_Task data_
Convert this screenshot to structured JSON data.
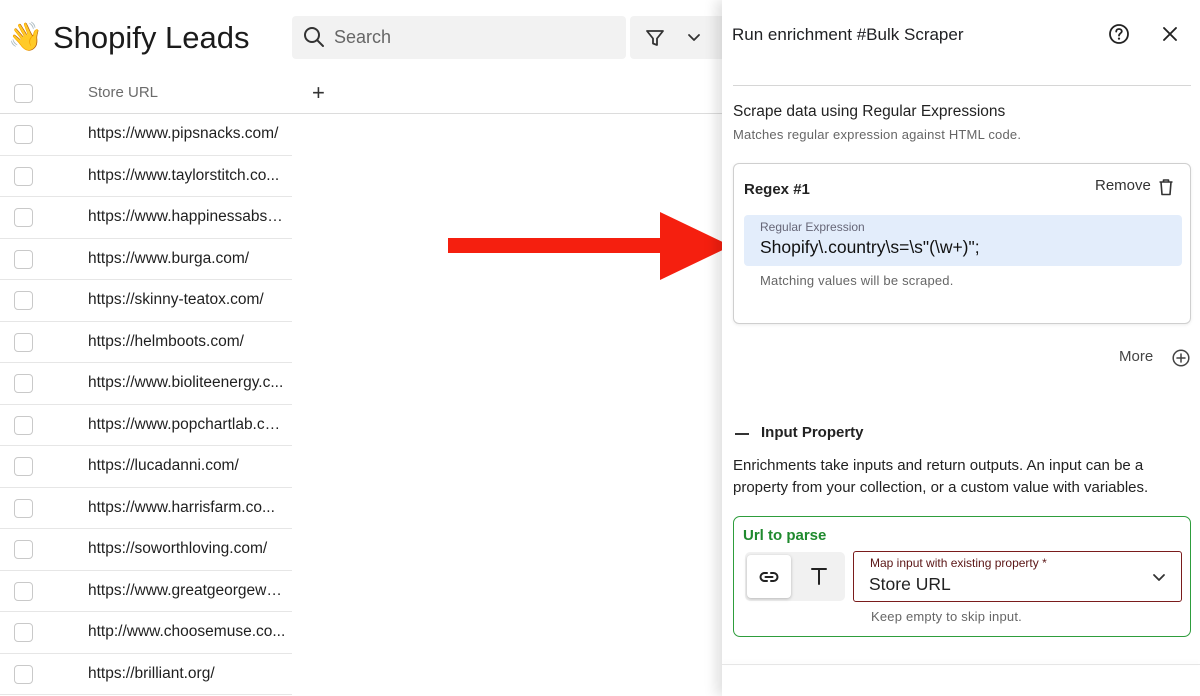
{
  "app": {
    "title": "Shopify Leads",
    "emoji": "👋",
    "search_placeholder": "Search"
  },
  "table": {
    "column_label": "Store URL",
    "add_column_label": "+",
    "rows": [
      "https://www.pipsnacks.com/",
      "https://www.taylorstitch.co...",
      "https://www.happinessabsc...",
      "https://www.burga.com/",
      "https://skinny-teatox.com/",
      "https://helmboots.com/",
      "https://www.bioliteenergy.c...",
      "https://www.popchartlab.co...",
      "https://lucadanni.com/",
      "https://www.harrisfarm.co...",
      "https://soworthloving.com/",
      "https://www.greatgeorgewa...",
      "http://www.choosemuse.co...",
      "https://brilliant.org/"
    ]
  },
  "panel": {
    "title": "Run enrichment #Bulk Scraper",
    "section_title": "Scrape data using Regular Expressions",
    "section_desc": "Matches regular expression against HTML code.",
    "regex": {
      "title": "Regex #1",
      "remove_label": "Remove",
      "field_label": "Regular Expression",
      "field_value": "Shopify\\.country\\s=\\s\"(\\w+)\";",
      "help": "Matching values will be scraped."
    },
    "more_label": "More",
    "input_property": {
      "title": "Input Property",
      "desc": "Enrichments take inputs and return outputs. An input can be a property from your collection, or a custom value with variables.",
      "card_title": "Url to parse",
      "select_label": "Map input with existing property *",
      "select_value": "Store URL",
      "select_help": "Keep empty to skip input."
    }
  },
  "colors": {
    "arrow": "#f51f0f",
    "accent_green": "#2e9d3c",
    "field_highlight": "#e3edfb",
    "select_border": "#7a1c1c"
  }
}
* * *
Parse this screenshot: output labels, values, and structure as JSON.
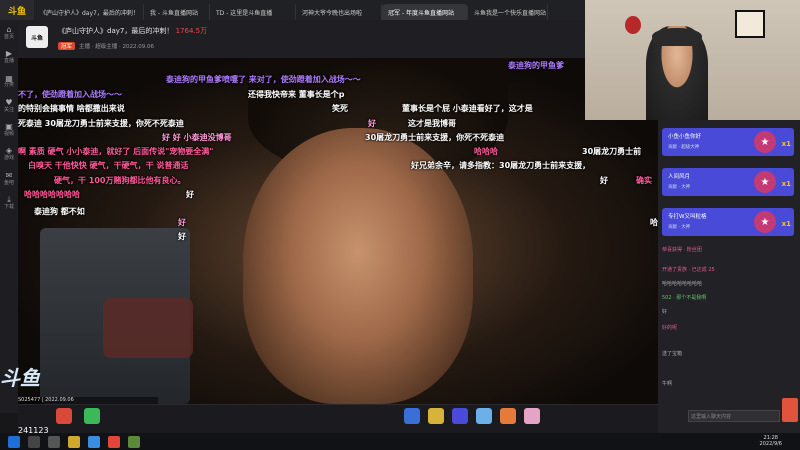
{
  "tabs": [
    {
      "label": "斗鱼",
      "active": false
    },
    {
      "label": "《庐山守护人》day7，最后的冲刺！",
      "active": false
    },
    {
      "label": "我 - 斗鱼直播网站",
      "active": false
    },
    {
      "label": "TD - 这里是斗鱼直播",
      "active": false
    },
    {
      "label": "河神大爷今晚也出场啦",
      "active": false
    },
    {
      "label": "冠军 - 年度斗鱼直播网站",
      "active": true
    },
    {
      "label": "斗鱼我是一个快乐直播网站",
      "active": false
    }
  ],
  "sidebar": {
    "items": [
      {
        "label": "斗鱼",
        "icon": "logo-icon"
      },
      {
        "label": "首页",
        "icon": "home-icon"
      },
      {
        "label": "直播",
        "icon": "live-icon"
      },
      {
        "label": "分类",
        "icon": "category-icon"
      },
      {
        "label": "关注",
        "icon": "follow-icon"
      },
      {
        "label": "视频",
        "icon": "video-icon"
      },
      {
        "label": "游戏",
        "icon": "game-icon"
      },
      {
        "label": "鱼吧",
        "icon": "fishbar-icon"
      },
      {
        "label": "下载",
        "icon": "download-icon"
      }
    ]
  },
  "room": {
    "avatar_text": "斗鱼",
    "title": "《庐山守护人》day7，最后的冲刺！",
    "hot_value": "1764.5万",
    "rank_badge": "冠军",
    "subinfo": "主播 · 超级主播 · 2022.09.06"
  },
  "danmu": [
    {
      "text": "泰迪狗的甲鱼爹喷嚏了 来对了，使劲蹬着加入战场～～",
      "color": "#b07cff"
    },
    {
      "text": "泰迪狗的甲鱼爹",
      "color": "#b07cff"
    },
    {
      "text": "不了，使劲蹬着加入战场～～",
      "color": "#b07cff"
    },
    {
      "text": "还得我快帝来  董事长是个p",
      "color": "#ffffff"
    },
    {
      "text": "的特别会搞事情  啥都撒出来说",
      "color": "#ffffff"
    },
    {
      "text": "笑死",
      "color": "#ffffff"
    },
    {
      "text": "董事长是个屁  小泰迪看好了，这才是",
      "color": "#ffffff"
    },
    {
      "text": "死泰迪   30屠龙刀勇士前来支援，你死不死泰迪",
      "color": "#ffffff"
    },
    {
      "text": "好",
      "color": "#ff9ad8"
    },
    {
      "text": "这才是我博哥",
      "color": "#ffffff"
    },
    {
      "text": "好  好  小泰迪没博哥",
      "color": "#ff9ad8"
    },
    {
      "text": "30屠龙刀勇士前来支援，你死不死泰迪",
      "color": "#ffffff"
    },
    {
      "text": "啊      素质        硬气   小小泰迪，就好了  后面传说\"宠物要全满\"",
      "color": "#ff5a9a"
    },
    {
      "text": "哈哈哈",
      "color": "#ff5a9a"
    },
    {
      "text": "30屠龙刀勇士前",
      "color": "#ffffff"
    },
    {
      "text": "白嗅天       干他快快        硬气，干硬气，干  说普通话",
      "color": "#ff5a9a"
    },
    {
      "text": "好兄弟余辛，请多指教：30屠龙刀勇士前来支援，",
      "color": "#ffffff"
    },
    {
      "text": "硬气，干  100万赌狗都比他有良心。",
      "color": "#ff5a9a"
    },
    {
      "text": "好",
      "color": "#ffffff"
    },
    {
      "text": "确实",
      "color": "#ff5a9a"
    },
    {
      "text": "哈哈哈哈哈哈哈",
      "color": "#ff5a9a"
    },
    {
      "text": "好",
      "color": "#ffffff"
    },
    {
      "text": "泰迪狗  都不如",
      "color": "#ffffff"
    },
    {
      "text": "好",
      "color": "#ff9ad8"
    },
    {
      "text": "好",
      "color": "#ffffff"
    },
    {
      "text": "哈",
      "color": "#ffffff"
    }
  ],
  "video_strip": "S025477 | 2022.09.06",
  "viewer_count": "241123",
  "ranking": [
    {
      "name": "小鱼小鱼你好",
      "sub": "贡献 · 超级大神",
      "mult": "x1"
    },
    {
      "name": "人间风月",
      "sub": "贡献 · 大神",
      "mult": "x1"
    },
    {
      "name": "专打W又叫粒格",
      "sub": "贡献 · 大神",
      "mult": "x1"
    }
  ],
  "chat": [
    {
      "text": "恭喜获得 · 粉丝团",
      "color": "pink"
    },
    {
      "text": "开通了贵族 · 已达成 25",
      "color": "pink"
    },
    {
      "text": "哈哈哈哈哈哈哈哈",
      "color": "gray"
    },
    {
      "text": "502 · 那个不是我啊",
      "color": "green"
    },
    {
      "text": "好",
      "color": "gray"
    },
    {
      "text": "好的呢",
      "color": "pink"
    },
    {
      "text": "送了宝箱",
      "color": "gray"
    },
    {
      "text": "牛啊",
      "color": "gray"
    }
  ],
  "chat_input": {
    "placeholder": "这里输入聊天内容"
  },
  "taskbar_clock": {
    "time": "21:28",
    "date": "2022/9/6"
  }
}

_Exercise instructions_
Reproduce each line from the records that contains the word "你死不死泰迪".

_Exercise solution_
      "text": "死泰迪   30屠龙刀勇士前来支援，你死不死泰迪",
      "text": "30屠龙刀勇士前来支援，你死不死泰迪",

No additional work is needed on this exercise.